STATED PROBLEM
Output all entries verbatim. Skip pictures.

Extracts from a graphics dataset
—————

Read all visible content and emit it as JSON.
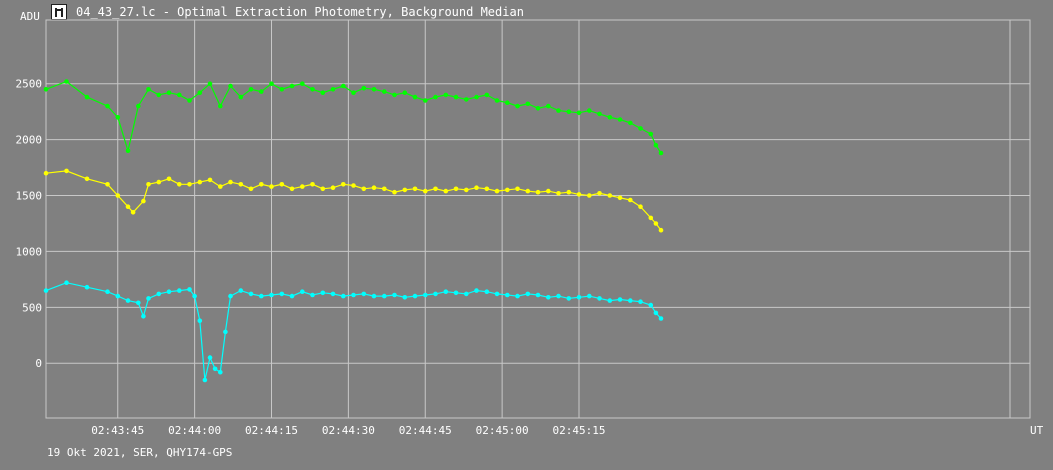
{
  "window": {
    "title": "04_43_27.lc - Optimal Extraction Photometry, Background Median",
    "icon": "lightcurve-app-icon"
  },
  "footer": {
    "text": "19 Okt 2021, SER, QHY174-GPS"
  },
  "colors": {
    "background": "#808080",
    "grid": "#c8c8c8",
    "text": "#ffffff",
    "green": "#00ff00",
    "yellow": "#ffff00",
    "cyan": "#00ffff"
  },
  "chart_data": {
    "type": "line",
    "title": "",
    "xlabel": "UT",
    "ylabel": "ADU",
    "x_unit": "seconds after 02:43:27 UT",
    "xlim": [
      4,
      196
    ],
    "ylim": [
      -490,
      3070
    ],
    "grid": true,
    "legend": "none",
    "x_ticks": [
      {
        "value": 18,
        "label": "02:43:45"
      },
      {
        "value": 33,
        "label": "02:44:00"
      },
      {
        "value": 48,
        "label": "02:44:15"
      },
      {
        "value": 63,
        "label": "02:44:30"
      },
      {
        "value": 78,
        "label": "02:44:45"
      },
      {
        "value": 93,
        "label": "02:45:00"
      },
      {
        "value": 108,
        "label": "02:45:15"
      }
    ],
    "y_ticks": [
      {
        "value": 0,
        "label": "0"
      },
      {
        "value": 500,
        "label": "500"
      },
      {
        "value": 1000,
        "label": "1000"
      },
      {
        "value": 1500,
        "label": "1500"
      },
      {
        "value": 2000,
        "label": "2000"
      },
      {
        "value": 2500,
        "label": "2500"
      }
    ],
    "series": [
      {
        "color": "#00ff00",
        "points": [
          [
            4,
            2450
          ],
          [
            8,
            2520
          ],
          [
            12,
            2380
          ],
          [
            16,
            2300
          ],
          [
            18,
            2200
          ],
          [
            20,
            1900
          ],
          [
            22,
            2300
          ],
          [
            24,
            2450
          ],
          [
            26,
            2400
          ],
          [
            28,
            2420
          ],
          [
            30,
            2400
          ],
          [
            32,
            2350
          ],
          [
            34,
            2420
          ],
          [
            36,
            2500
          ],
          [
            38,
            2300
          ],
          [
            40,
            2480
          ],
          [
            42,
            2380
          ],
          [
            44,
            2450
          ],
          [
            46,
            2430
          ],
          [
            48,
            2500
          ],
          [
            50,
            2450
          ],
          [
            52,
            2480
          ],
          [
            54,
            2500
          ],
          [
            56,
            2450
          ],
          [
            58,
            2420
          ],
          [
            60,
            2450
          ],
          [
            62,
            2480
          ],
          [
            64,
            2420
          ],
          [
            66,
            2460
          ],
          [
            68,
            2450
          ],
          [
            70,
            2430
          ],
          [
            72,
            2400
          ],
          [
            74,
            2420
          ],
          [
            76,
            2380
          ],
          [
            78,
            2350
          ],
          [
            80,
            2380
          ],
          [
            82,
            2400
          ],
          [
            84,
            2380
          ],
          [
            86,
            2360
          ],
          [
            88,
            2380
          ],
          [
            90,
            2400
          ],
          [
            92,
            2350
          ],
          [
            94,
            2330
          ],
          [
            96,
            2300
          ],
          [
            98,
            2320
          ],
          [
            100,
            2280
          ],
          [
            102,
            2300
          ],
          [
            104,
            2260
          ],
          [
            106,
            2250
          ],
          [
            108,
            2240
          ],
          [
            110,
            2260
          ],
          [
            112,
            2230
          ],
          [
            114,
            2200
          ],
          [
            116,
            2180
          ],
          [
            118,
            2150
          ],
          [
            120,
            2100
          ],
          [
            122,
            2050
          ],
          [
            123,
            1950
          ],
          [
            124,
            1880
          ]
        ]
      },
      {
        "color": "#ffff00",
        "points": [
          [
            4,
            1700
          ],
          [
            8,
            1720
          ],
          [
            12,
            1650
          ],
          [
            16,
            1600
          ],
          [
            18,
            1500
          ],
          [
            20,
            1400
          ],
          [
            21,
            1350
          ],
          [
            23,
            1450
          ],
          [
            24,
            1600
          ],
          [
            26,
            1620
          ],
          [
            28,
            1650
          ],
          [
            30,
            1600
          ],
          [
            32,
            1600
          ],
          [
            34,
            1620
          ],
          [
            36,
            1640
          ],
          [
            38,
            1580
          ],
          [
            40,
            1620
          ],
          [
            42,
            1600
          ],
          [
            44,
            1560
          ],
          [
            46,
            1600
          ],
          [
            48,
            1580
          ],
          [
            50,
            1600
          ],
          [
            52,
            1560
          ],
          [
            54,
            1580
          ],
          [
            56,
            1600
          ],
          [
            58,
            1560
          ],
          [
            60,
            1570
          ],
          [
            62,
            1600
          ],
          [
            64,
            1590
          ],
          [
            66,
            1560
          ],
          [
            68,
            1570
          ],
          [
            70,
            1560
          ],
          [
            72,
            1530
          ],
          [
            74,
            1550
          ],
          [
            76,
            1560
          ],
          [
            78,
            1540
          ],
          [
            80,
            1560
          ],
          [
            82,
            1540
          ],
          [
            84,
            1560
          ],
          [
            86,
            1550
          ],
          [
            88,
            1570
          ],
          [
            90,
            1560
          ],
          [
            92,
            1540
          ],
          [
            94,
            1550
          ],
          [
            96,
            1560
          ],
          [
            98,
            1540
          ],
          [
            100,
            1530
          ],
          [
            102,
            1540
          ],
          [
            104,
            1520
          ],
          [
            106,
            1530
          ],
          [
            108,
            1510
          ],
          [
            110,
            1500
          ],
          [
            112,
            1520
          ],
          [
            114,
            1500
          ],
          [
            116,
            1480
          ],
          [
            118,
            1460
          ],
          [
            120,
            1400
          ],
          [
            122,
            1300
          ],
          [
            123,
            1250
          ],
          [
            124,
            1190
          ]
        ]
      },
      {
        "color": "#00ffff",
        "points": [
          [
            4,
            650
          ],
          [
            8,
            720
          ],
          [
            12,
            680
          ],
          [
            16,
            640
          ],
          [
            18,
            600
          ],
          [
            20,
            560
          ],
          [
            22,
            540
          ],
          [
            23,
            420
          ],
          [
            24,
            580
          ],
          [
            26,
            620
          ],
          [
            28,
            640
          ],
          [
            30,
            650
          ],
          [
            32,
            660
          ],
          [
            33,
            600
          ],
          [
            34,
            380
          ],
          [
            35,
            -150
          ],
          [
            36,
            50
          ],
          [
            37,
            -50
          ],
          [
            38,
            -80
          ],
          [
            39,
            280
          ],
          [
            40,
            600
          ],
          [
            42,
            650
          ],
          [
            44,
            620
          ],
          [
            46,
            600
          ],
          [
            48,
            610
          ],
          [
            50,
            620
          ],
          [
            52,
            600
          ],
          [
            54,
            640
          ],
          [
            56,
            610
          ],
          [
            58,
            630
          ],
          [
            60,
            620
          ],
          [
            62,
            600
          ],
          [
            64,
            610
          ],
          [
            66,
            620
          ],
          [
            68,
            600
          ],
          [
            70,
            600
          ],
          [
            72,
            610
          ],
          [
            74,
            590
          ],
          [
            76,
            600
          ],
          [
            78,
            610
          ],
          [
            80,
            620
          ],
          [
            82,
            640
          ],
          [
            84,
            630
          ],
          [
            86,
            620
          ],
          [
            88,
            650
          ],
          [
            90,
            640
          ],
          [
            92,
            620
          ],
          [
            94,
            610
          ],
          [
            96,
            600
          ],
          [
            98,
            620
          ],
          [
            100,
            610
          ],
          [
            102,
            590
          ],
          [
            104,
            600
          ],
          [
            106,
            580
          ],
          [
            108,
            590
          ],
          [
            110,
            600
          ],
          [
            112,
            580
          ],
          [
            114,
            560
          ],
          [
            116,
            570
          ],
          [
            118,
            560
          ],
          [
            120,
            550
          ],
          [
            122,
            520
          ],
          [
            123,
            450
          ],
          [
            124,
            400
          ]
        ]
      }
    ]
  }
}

—————

FINAL RESULT
Read all visible content and emit it as JSON.
{
  "window": {
    "title": "04_43_27.lc - Optimal Extraction Photometry, Background Median",
    "icon": "lightcurve-app-icon"
  },
  "footer": {
    "text": "19 Okt 2021, SER, QHY174-GPS"
  },
  "colors": {
    "background": "#808080",
    "grid": "#c8c8c8",
    "text": "#ffffff",
    "green": "#00ff00",
    "yellow": "#ffff00",
    "cyan": "#00ffff"
  },
  "chart_data": {
    "type": "line",
    "title": "",
    "xlabel": "UT",
    "ylabel": "ADU",
    "x_unit": "seconds after 02:43:27 UT",
    "xlim": [
      4,
      196
    ],
    "ylim": [
      -490,
      3070
    ],
    "grid": true,
    "legend": "none",
    "x_ticks": [
      {
        "value": 18,
        "label": "02:43:45"
      },
      {
        "value": 33,
        "label": "02:44:00"
      },
      {
        "value": 48,
        "label": "02:44:15"
      },
      {
        "value": 63,
        "label": "02:44:30"
      },
      {
        "value": 78,
        "label": "02:44:45"
      },
      {
        "value": 93,
        "label": "02:45:00"
      },
      {
        "value": 108,
        "label": "02:45:15"
      }
    ],
    "y_ticks": [
      {
        "value": 0,
        "label": "0"
      },
      {
        "value": 500,
        "label": "500"
      },
      {
        "value": 1000,
        "label": "1000"
      },
      {
        "value": 1500,
        "label": "1500"
      },
      {
        "value": 2000,
        "label": "2000"
      },
      {
        "value": 2500,
        "label": "2500"
      }
    ],
    "series": [
      {
        "color": "#00ff00",
        "points": [
          [
            4,
            2450
          ],
          [
            8,
            2520
          ],
          [
            12,
            2380
          ],
          [
            16,
            2300
          ],
          [
            18,
            2200
          ],
          [
            20,
            1900
          ],
          [
            22,
            2300
          ],
          [
            24,
            2450
          ],
          [
            26,
            2400
          ],
          [
            28,
            2420
          ],
          [
            30,
            2400
          ],
          [
            32,
            2350
          ],
          [
            34,
            2420
          ],
          [
            36,
            2500
          ],
          [
            38,
            2300
          ],
          [
            40,
            2480
          ],
          [
            42,
            2380
          ],
          [
            44,
            2450
          ],
          [
            46,
            2430
          ],
          [
            48,
            2500
          ],
          [
            50,
            2450
          ],
          [
            52,
            2480
          ],
          [
            54,
            2500
          ],
          [
            56,
            2450
          ],
          [
            58,
            2420
          ],
          [
            60,
            2450
          ],
          [
            62,
            2480
          ],
          [
            64,
            2420
          ],
          [
            66,
            2460
          ],
          [
            68,
            2450
          ],
          [
            70,
            2430
          ],
          [
            72,
            2400
          ],
          [
            74,
            2420
          ],
          [
            76,
            2380
          ],
          [
            78,
            2350
          ],
          [
            80,
            2380
          ],
          [
            82,
            2400
          ],
          [
            84,
            2380
          ],
          [
            86,
            2360
          ],
          [
            88,
            2380
          ],
          [
            90,
            2400
          ],
          [
            92,
            2350
          ],
          [
            94,
            2330
          ],
          [
            96,
            2300
          ],
          [
            98,
            2320
          ],
          [
            100,
            2280
          ],
          [
            102,
            2300
          ],
          [
            104,
            2260
          ],
          [
            106,
            2250
          ],
          [
            108,
            2240
          ],
          [
            110,
            2260
          ],
          [
            112,
            2230
          ],
          [
            114,
            2200
          ],
          [
            116,
            2180
          ],
          [
            118,
            2150
          ],
          [
            120,
            2100
          ],
          [
            122,
            2050
          ],
          [
            123,
            1950
          ],
          [
            124,
            1880
          ]
        ]
      },
      {
        "color": "#ffff00",
        "points": [
          [
            4,
            1700
          ],
          [
            8,
            1720
          ],
          [
            12,
            1650
          ],
          [
            16,
            1600
          ],
          [
            18,
            1500
          ],
          [
            20,
            1400
          ],
          [
            21,
            1350
          ],
          [
            23,
            1450
          ],
          [
            24,
            1600
          ],
          [
            26,
            1620
          ],
          [
            28,
            1650
          ],
          [
            30,
            1600
          ],
          [
            32,
            1600
          ],
          [
            34,
            1620
          ],
          [
            36,
            1640
          ],
          [
            38,
            1580
          ],
          [
            40,
            1620
          ],
          [
            42,
            1600
          ],
          [
            44,
            1560
          ],
          [
            46,
            1600
          ],
          [
            48,
            1580
          ],
          [
            50,
            1600
          ],
          [
            52,
            1560
          ],
          [
            54,
            1580
          ],
          [
            56,
            1600
          ],
          [
            58,
            1560
          ],
          [
            60,
            1570
          ],
          [
            62,
            1600
          ],
          [
            64,
            1590
          ],
          [
            66,
            1560
          ],
          [
            68,
            1570
          ],
          [
            70,
            1560
          ],
          [
            72,
            1530
          ],
          [
            74,
            1550
          ],
          [
            76,
            1560
          ],
          [
            78,
            1540
          ],
          [
            80,
            1560
          ],
          [
            82,
            1540
          ],
          [
            84,
            1560
          ],
          [
            86,
            1550
          ],
          [
            88,
            1570
          ],
          [
            90,
            1560
          ],
          [
            92,
            1540
          ],
          [
            94,
            1550
          ],
          [
            96,
            1560
          ],
          [
            98,
            1540
          ],
          [
            100,
            1530
          ],
          [
            102,
            1540
          ],
          [
            104,
            1520
          ],
          [
            106,
            1530
          ],
          [
            108,
            1510
          ],
          [
            110,
            1500
          ],
          [
            112,
            1520
          ],
          [
            114,
            1500
          ],
          [
            116,
            1480
          ],
          [
            118,
            1460
          ],
          [
            120,
            1400
          ],
          [
            122,
            1300
          ],
          [
            123,
            1250
          ],
          [
            124,
            1190
          ]
        ]
      },
      {
        "color": "#00ffff",
        "points": [
          [
            4,
            650
          ],
          [
            8,
            720
          ],
          [
            12,
            680
          ],
          [
            16,
            640
          ],
          [
            18,
            600
          ],
          [
            20,
            560
          ],
          [
            22,
            540
          ],
          [
            23,
            420
          ],
          [
            24,
            580
          ],
          [
            26,
            620
          ],
          [
            28,
            640
          ],
          [
            30,
            650
          ],
          [
            32,
            660
          ],
          [
            33,
            600
          ],
          [
            34,
            380
          ],
          [
            35,
            -150
          ],
          [
            36,
            50
          ],
          [
            37,
            -50
          ],
          [
            38,
            -80
          ],
          [
            39,
            280
          ],
          [
            40,
            600
          ],
          [
            42,
            650
          ],
          [
            44,
            620
          ],
          [
            46,
            600
          ],
          [
            48,
            610
          ],
          [
            50,
            620
          ],
          [
            52,
            600
          ],
          [
            54,
            640
          ],
          [
            56,
            610
          ],
          [
            58,
            630
          ],
          [
            60,
            620
          ],
          [
            62,
            600
          ],
          [
            64,
            610
          ],
          [
            66,
            620
          ],
          [
            68,
            600
          ],
          [
            70,
            600
          ],
          [
            72,
            610
          ],
          [
            74,
            590
          ],
          [
            76,
            600
          ],
          [
            78,
            610
          ],
          [
            80,
            620
          ],
          [
            82,
            640
          ],
          [
            84,
            630
          ],
          [
            86,
            620
          ],
          [
            88,
            650
          ],
          [
            90,
            640
          ],
          [
            92,
            620
          ],
          [
            94,
            610
          ],
          [
            96,
            600
          ],
          [
            98,
            620
          ],
          [
            100,
            610
          ],
          [
            102,
            590
          ],
          [
            104,
            600
          ],
          [
            106,
            580
          ],
          [
            108,
            590
          ],
          [
            110,
            600
          ],
          [
            112,
            580
          ],
          [
            114,
            560
          ],
          [
            116,
            570
          ],
          [
            118,
            560
          ],
          [
            120,
            550
          ],
          [
            122,
            520
          ],
          [
            123,
            450
          ],
          [
            124,
            400
          ]
        ]
      }
    ]
  }
}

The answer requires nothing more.